The exercise = Transcribe the material exactly. Images do not belong in the copy.

Records to process =
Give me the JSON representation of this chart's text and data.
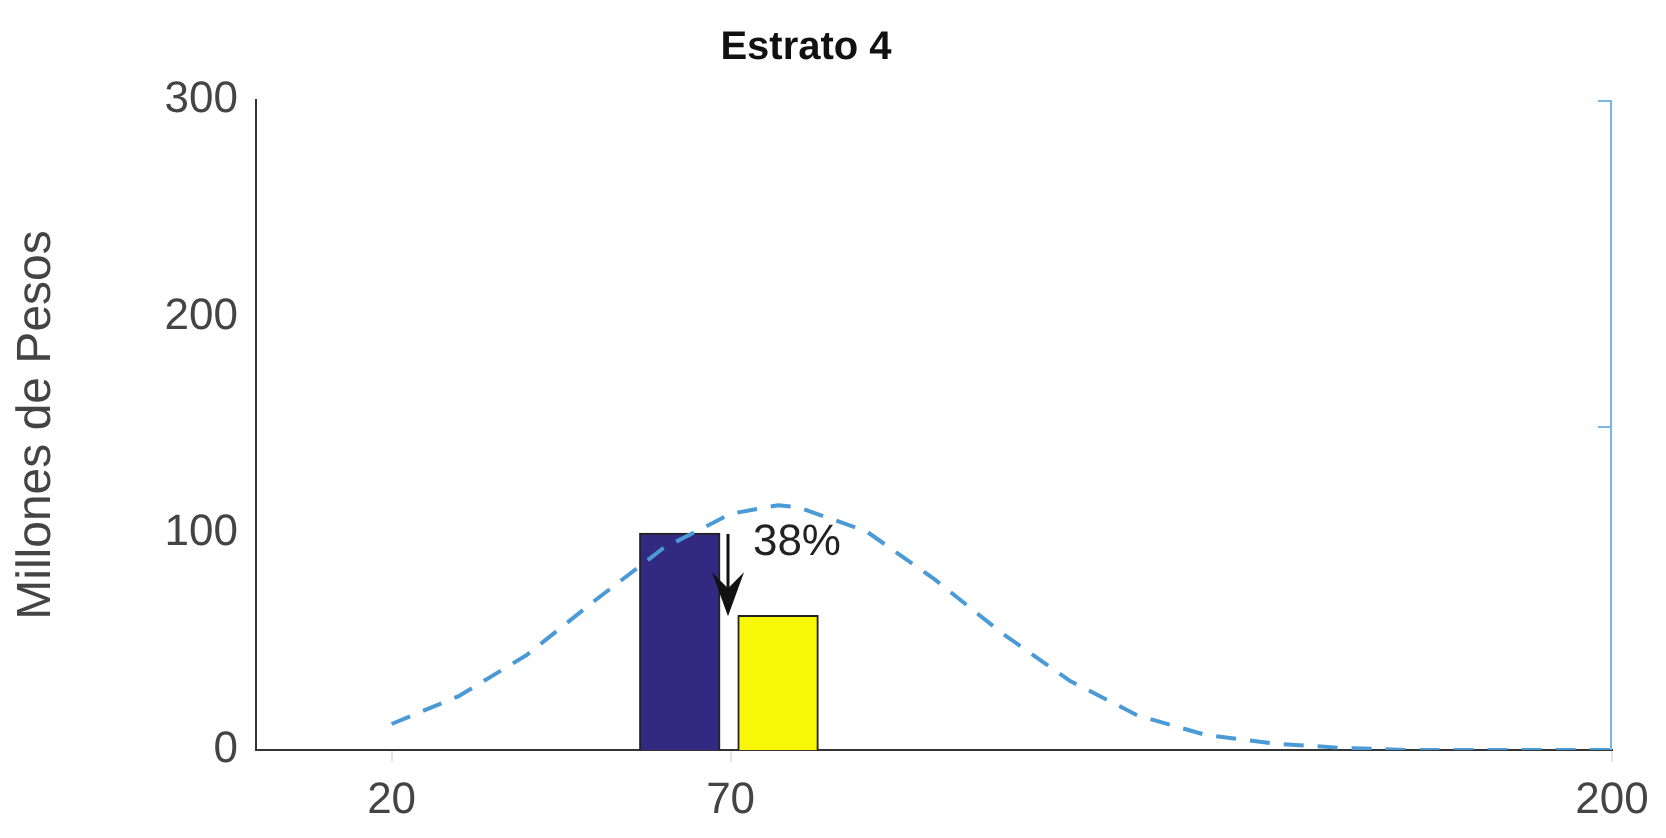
{
  "chart_data": {
    "type": "bar",
    "title": "Estrato 4",
    "ylabel": "Millones de Pesos",
    "x": [
      62.5,
      77
    ],
    "values": [
      100,
      62
    ],
    "colors": [
      "#312a80",
      "#f7f706"
    ],
    "series": [
      {
        "type": "line",
        "color": "#4a9ad6",
        "line_style": "dashed",
        "marker": "none",
        "x": [
          20,
          30,
          40,
          50,
          60,
          70,
          77,
          80,
          90,
          100,
          110,
          120,
          130,
          140,
          150,
          160,
          170,
          180,
          190,
          200
        ],
        "values": [
          12,
          25,
          44,
          69,
          93,
          109,
          113,
          112,
          101,
          79,
          54,
          32,
          16,
          7,
          3,
          1,
          0,
          0,
          0,
          0
        ]
      }
    ],
    "xlim": [
      0,
      200
    ],
    "xticks": [
      20,
      70,
      200
    ],
    "ylim": [
      0,
      300
    ],
    "yticks": [
      0,
      100,
      200,
      300
    ],
    "annotations": [
      "38%"
    ],
    "grid": false,
    "legend": false
  }
}
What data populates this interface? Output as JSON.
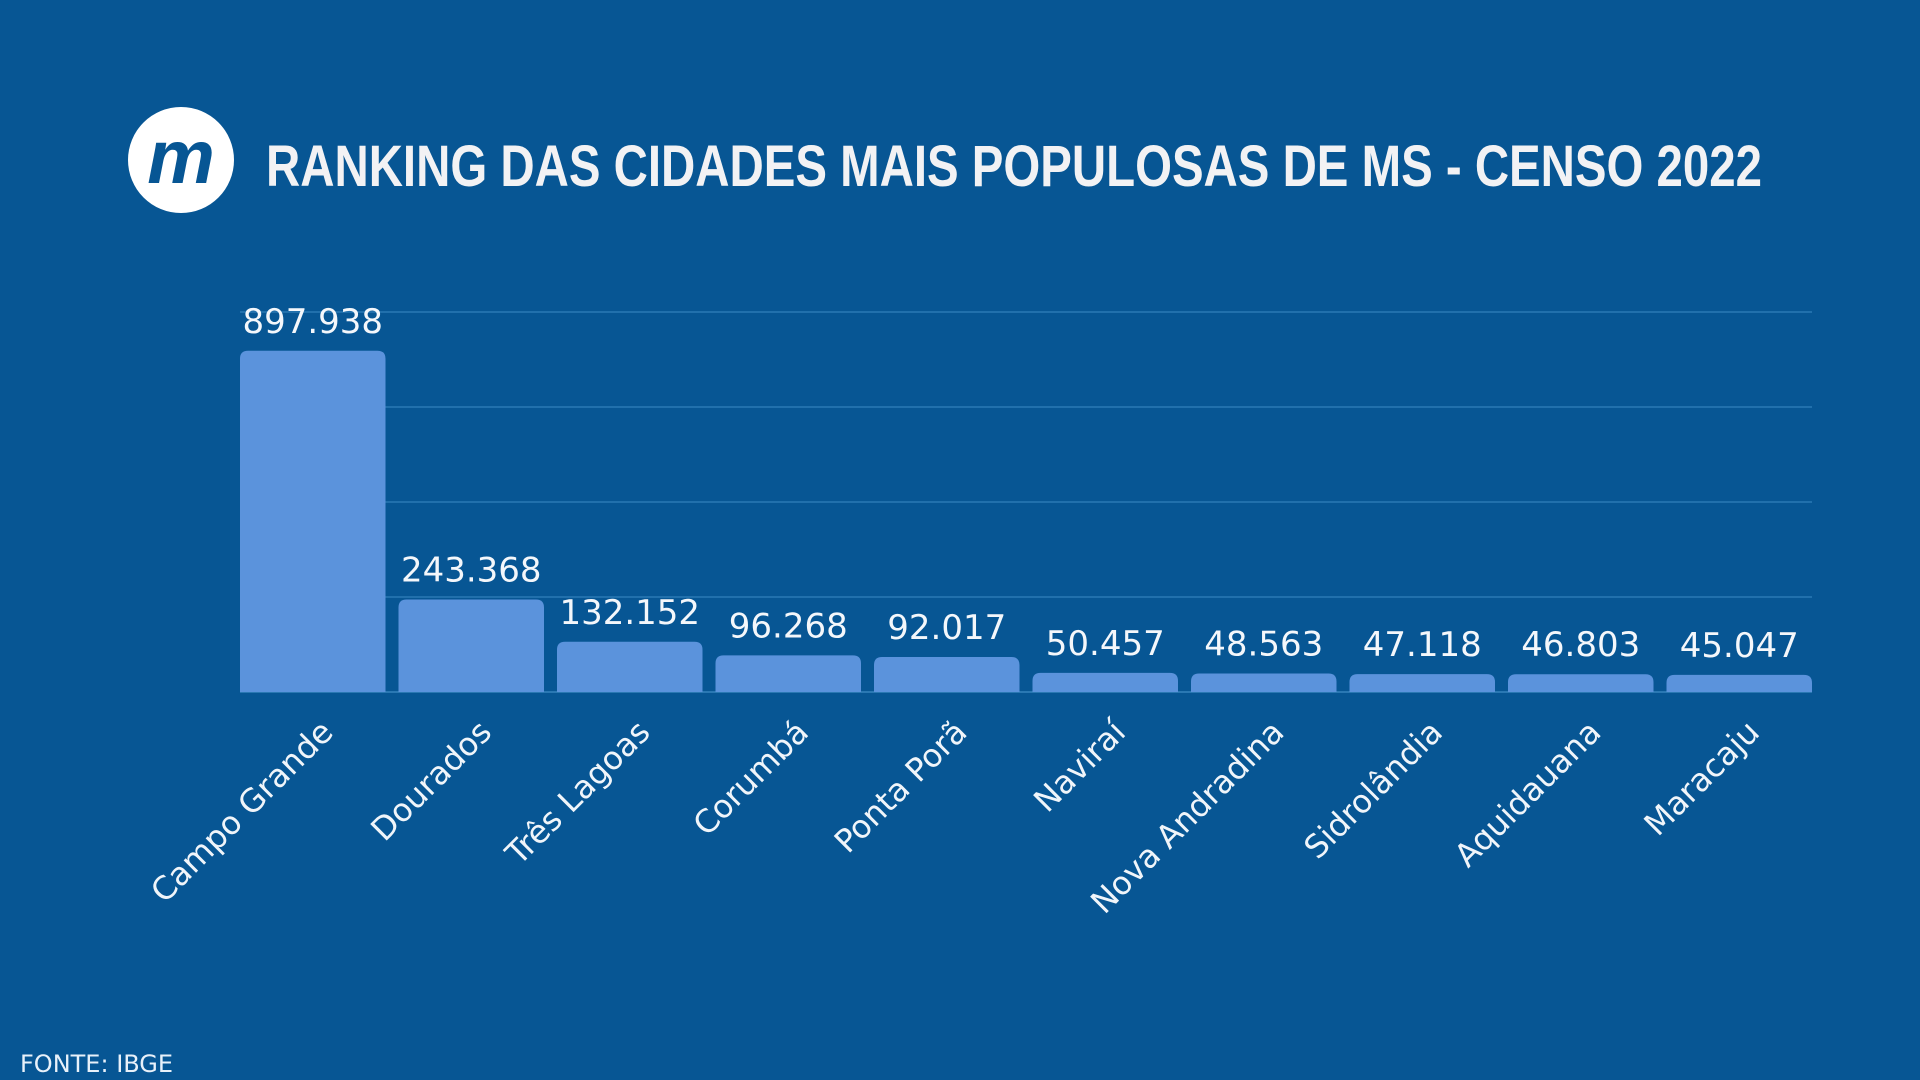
{
  "header": {
    "logo_letter": "m",
    "title": "RANKING DAS CIDADES MAIS POPULOSAS DE MS - CENSO 2022"
  },
  "footer": {
    "source": "FONTE: IBGE"
  },
  "colors": {
    "background": "#075694",
    "bar": "#5b93dc",
    "grid": "#2a78b3",
    "text": "#f4f7fb"
  },
  "chart_data": {
    "type": "bar",
    "title": "RANKING DAS CIDADES MAIS POPULOSAS DE MS - CENSO 2022",
    "xlabel": "",
    "ylabel": "",
    "categories": [
      "Campo Grande",
      "Dourados",
      "Três Lagoas",
      "Corumbá",
      "Ponta Porã",
      "Naviraí",
      "Nova Andradina",
      "Sidrolândia",
      "Aquidauana",
      "Maracaju"
    ],
    "values": [
      897938,
      243368,
      132152,
      96268,
      92017,
      50457,
      48563,
      47118,
      46803,
      45047
    ],
    "value_labels": [
      "897.938",
      "243.368",
      "132.152",
      "96.268",
      "92.017",
      "50.457",
      "48.563",
      "47.118",
      "46.803",
      "45.047"
    ],
    "ylim": [
      0,
      1000000
    ],
    "gridlines": [
      250000,
      500000,
      750000,
      1000000
    ],
    "grid": true,
    "legend": "none",
    "source": "FONTE: IBGE"
  }
}
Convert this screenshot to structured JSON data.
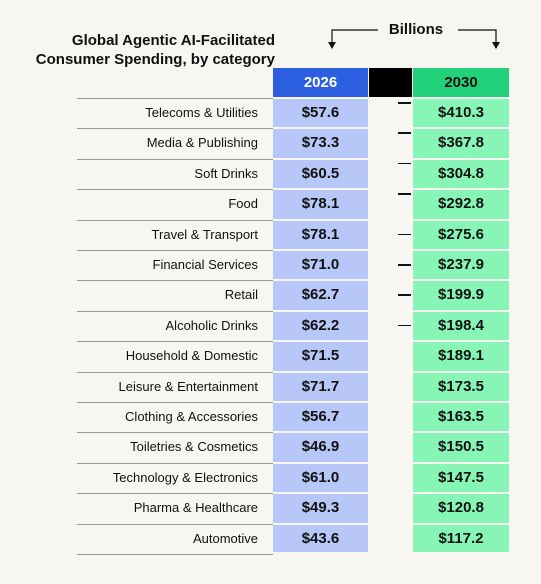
{
  "header": {
    "title_lines": [
      "Global Agentic AI-Facilitated",
      "Consumer Spending, by category"
    ],
    "unit": "Billions"
  },
  "table": {
    "columns": [
      "2026",
      "2030"
    ],
    "rows": [
      [
        "Telecoms & Utilities",
        "$57.6",
        "$410.3"
      ],
      [
        "Media & Publishing",
        "$73.3",
        "$367.8"
      ],
      [
        "Soft Drinks",
        "$60.5",
        "$304.8"
      ],
      [
        "Food",
        "$78.1",
        "$292.8"
      ],
      [
        "Travel & Transport",
        "$78.1",
        "$275.6"
      ],
      [
        "Financial Services",
        "$71.0",
        "$237.9"
      ],
      [
        "Retail",
        "$62.7",
        "$199.9"
      ],
      [
        "Alcoholic Drinks",
        "$62.2",
        "$198.4"
      ],
      [
        "Household & Domestic",
        "$71.5",
        "$189.1"
      ],
      [
        "Leisure & Entertainment",
        "$71.7",
        "$173.5"
      ],
      [
        "Clothing & Accessories",
        "$56.7",
        "$163.5"
      ],
      [
        "Toiletries & Cosmetics",
        "$46.9",
        "$150.5"
      ],
      [
        "Technology & Electronics",
        "$61.0",
        "$147.5"
      ],
      [
        "Pharma & Healthcare",
        "$49.3",
        "$120.8"
      ],
      [
        "Automotive",
        "$43.6",
        "$117.2"
      ]
    ]
  }
}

Exercise response =
Give me the JSON representation of this chart's text and data.
{
  "chart_data": {
    "type": "bar",
    "title": "Estrato 4",
    "ylabel": "Millones de Pesos",
    "x": [
      62.5,
      77
    ],
    "values": [
      100,
      62
    ],
    "colors": [
      "#312a80",
      "#f7f706"
    ],
    "series": [
      {
        "type": "line",
        "color": "#4a9ad6",
        "line_style": "dashed",
        "marker": "none",
        "x": [
          20,
          30,
          40,
          50,
          60,
          70,
          77,
          80,
          90,
          100,
          110,
          120,
          130,
          140,
          150,
          160,
          170,
          180,
          190,
          200
        ],
        "values": [
          12,
          25,
          44,
          69,
          93,
          109,
          113,
          112,
          101,
          79,
          54,
          32,
          16,
          7,
          3,
          1,
          0,
          0,
          0,
          0
        ]
      }
    ],
    "xlim": [
      0,
      200
    ],
    "xticks": [
      20,
      70,
      200
    ],
    "ylim": [
      0,
      300
    ],
    "yticks": [
      0,
      100,
      200,
      300
    ],
    "annotations": [
      "38%"
    ],
    "grid": false,
    "legend": false
  }
}
What data populates this interface? Output as JSON.
{
  "header": {
    "logo_letter": "m",
    "title": "RANKING DAS CIDADES MAIS POPULOSAS DE MS - CENSO 2022"
  },
  "footer": {
    "source": "FONTE: IBGE"
  },
  "colors": {
    "background": "#075694",
    "bar": "#5b93dc",
    "grid": "#2a78b3",
    "text": "#f4f7fb"
  },
  "chart_data": {
    "type": "bar",
    "title": "RANKING DAS CIDADES MAIS POPULOSAS DE MS - CENSO 2022",
    "xlabel": "",
    "ylabel": "",
    "categories": [
      "Campo Grande",
      "Dourados",
      "Três Lagoas",
      "Corumbá",
      "Ponta Porã",
      "Naviraí",
      "Nova Andradina",
      "Sidrolândia",
      "Aquidauana",
      "Maracaju"
    ],
    "values": [
      897938,
      243368,
      132152,
      96268,
      92017,
      50457,
      48563,
      47118,
      46803,
      45047
    ],
    "value_labels": [
      "897.938",
      "243.368",
      "132.152",
      "96.268",
      "92.017",
      "50.457",
      "48.563",
      "47.118",
      "46.803",
      "45.047"
    ],
    "ylim": [
      0,
      1000000
    ],
    "gridlines": [
      250000,
      500000,
      750000,
      1000000
    ],
    "grid": true,
    "legend": "none",
    "source": "FONTE: IBGE"
  }
}
Convert this screenshot to structured JSON data.
{
  "header": {
    "title_lines": [
      "Global Agentic AI-Facilitated",
      "Consumer Spending, by category"
    ],
    "unit": "Billions"
  },
  "table": {
    "columns": [
      "2026",
      "2030"
    ],
    "rows": [
      [
        "Telecoms & Utilities",
        "$57.6",
        "$410.3"
      ],
      [
        "Media & Publishing",
        "$73.3",
        "$367.8"
      ],
      [
        "Soft Drinks",
        "$60.5",
        "$304.8"
      ],
      [
        "Food",
        "$78.1",
        "$292.8"
      ],
      [
        "Travel & Transport",
        "$78.1",
        "$275.6"
      ],
      [
        "Financial Services",
        "$71.0",
        "$237.9"
      ],
      [
        "Retail",
        "$62.7",
        "$199.9"
      ],
      [
        "Alcoholic Drinks",
        "$62.2",
        "$198.4"
      ],
      [
        "Household & Domestic",
        "$71.5",
        "$189.1"
      ],
      [
        "Leisure & Entertainment",
        "$71.7",
        "$173.5"
      ],
      [
        "Clothing & Accessories",
        "$56.7",
        "$163.5"
      ],
      [
        "Toiletries & Cosmetics",
        "$46.9",
        "$150.5"
      ],
      [
        "Technology & Electronics",
        "$61.0",
        "$147.5"
      ],
      [
        "Pharma & Healthcare",
        "$49.3",
        "$120.8"
      ],
      [
        "Automotive",
        "$43.6",
        "$117.2"
      ]
    ]
  }
}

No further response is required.